::: RECORDS SUPPLIED :::
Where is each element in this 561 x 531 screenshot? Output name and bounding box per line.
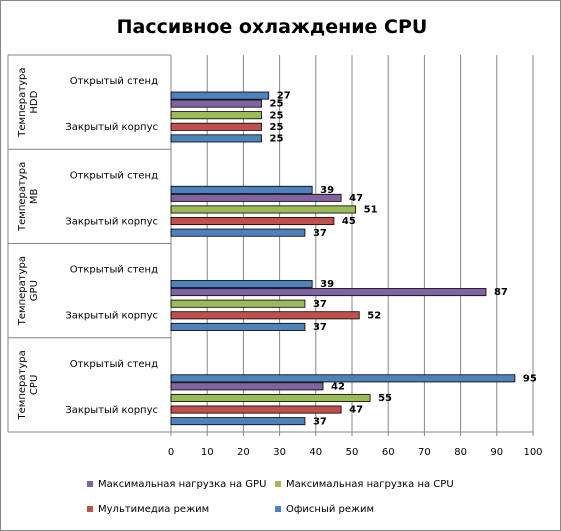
category-label: Закрытый корпус: [65, 122, 158, 133]
bar: [170, 99, 262, 108]
group-label: ТемператураGPU: [17, 256, 40, 326]
data-label: 87: [494, 287, 508, 298]
group-label: ТемператураCPU: [17, 350, 40, 420]
plot-axes: 0 10 20 30 40 50 60 70 80 90 100: [7, 54, 543, 458]
plot-bars: [170, 91, 516, 426]
data-label: 47: [349, 405, 363, 416]
category-label: Открытый стенд: [70, 265, 158, 276]
category-label: Открытый стенд: [70, 359, 158, 370]
bar: [170, 393, 371, 402]
data-label: 25: [270, 134, 284, 145]
x-tick-label: 90: [490, 447, 503, 458]
x-tick-label: 100: [523, 447, 542, 458]
bar: [170, 405, 342, 414]
bar: [170, 280, 313, 289]
legend-label: Максимальная нагрузка на CPU: [286, 479, 454, 490]
data-label: 37: [313, 299, 327, 310]
legend: Максимальная нагрузка на GPU Максимальная…: [87, 479, 454, 515]
x-tick-label: 40: [309, 447, 322, 458]
data-label: 37: [313, 416, 327, 427]
group-label: ТемператураHDD: [17, 68, 40, 138]
bar: [170, 288, 487, 297]
plot-labels: ТемператураHDD ТемператураMB ТемператураGP…: [17, 68, 537, 428]
category-label: Открытый стенд: [70, 170, 158, 181]
data-label: 25: [270, 122, 284, 133]
data-label: 37: [313, 322, 327, 333]
data-label: 25: [270, 99, 284, 110]
bar: [170, 374, 516, 383]
data-label: 55: [378, 393, 392, 404]
x-tick-label: 70: [418, 447, 431, 458]
data-label: 39: [320, 185, 334, 196]
legend-label: Мультимедиа режим: [98, 504, 209, 515]
category-label: Открытый стенд: [70, 76, 158, 87]
data-label: 37: [313, 228, 327, 239]
bar: [170, 91, 270, 100]
legend-swatch: [275, 481, 281, 487]
legend-swatch: [87, 481, 93, 487]
x-tick-label: 20: [237, 447, 250, 458]
x-tick-label: 60: [382, 447, 395, 458]
legend-swatch: [87, 506, 93, 512]
x-tick-label: 10: [201, 447, 214, 458]
bar: [170, 185, 313, 194]
x-tick-label: 30: [273, 447, 286, 458]
data-label: 52: [367, 310, 381, 321]
data-label: 27: [277, 91, 291, 102]
legend-label: Максимальная нагрузка на GPU: [98, 479, 266, 490]
data-label: 47: [349, 193, 363, 204]
data-label: 45: [342, 216, 356, 227]
legend-label: Офисный режим: [286, 504, 374, 515]
bar: [170, 111, 262, 120]
bar: [170, 228, 306, 237]
x-tick-label: 0: [168, 447, 174, 458]
bar: [170, 322, 306, 331]
category-label: Закрытый корпус: [65, 311, 158, 322]
bar: [170, 193, 342, 202]
bar: [170, 122, 262, 131]
bar: [170, 382, 324, 391]
data-label: 51: [364, 205, 378, 216]
bar: [170, 299, 306, 308]
data-label: 42: [331, 381, 345, 392]
bar: [170, 205, 357, 214]
bar: [170, 311, 360, 320]
data-label: 95: [523, 373, 537, 384]
data-label: 39: [320, 279, 334, 290]
data-label: 25: [270, 110, 284, 121]
bar: [170, 134, 262, 143]
category-label: Закрытый корпус: [65, 216, 158, 227]
legend-swatch: [275, 506, 281, 512]
group-label: ТемператураMB: [17, 162, 40, 232]
category-label: Закрытый корпус: [65, 405, 158, 416]
bar: [170, 217, 335, 226]
bar: [170, 417, 306, 426]
chart-title: Пассивное охлаждение CPU: [117, 16, 428, 38]
x-tick-label: 50: [346, 447, 359, 458]
x-tick-label: 80: [454, 447, 467, 458]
:::
TASK PROMPT
Rewrite the records above with every "data-label" changed to "value-label" and everything else left as it is. Leave the pictures out of your answer.

THE SOLUTION
Where is each element in this 561 x 531 screenshot? Output name and bounding box per line.
category-label: Закрытый корпус: [65, 122, 158, 133]
bar: [170, 99, 262, 108]
group-label: ТемператураGPU: [17, 256, 40, 326]
value-label: 87: [494, 287, 508, 298]
group-label: ТемператураCPU: [17, 350, 40, 420]
plot-axes: 0 10 20 30 40 50 60 70 80 90 100: [7, 54, 543, 458]
plot-bars: [170, 91, 516, 426]
value-label: 47: [349, 405, 363, 416]
category-label: Открытый стенд: [70, 265, 158, 276]
category-label: Открытый стенд: [70, 359, 158, 370]
bar: [170, 393, 371, 402]
value-label: 25: [270, 134, 284, 145]
x-tick-label: 90: [490, 447, 503, 458]
x-tick-label: 100: [523, 447, 542, 458]
bar: [170, 405, 342, 414]
bar: [170, 280, 313, 289]
legend-label: Максимальная нагрузка на CPU: [286, 479, 454, 490]
value-label: 37: [313, 299, 327, 310]
legend: Максимальная нагрузка на GPU Максимальная…: [87, 479, 454, 515]
x-tick-label: 40: [309, 447, 322, 458]
value-label: 37: [313, 416, 327, 427]
group-label: ТемператураHDD: [17, 68, 40, 138]
bar: [170, 288, 487, 297]
plot-labels: ТемператураHDD ТемператураMB ТемператураGP…: [17, 68, 537, 428]
category-label: Открытый стенд: [70, 170, 158, 181]
value-label: 25: [270, 122, 284, 133]
value-label: 37: [313, 322, 327, 333]
value-label: 25: [270, 99, 284, 110]
bar: [170, 374, 516, 383]
value-label: 55: [378, 393, 392, 404]
x-tick-label: 70: [418, 447, 431, 458]
value-label: 39: [320, 185, 334, 196]
legend-label: Мультимедиа режим: [98, 504, 209, 515]
category-label: Открытый стенд: [70, 76, 158, 87]
value-label: 37: [313, 228, 327, 239]
bar: [170, 91, 270, 100]
legend-swatch: [275, 481, 281, 487]
legend-swatch: [87, 481, 93, 487]
x-tick-label: 20: [237, 447, 250, 458]
x-tick-label: 60: [382, 447, 395, 458]
legend-swatch: [87, 506, 93, 512]
x-tick-label: 10: [201, 447, 214, 458]
bar: [170, 185, 313, 194]
x-tick-label: 30: [273, 447, 286, 458]
value-label: 52: [367, 310, 381, 321]
value-label: 27: [277, 91, 291, 102]
legend-label: Максимальная нагрузка на GPU: [98, 479, 266, 490]
value-label: 47: [349, 193, 363, 204]
value-label: 45: [342, 216, 356, 227]
legend-label: Офисный режим: [286, 504, 374, 515]
bar: [170, 111, 262, 120]
bar: [170, 228, 306, 237]
x-tick-label: 0: [168, 447, 174, 458]
bar: [170, 322, 306, 331]
category-label: Закрытый корпус: [65, 311, 158, 322]
bar: [170, 193, 342, 202]
bar: [170, 122, 262, 131]
bar: [170, 382, 324, 391]
value-label: 51: [364, 205, 378, 216]
bar: [170, 299, 306, 308]
value-label: 42: [331, 381, 345, 392]
bar: [170, 205, 357, 214]
bar: [170, 311, 360, 320]
value-label: 95: [523, 373, 537, 384]
value-label: 39: [320, 279, 334, 290]
value-label: 25: [270, 110, 284, 121]
bar: [170, 134, 262, 143]
category-label: Закрытый корпус: [65, 216, 158, 227]
legend-swatch: [275, 506, 281, 512]
group-label: ТемператураMB: [17, 162, 40, 232]
category-label: Закрытый корпус: [65, 405, 158, 416]
bar: [170, 217, 335, 226]
bar: [170, 417, 306, 426]
chart-title: Пассивное охлаждение CPU: [117, 16, 428, 38]
x-tick-label: 50: [346, 447, 359, 458]
x-tick-label: 80: [454, 447, 467, 458]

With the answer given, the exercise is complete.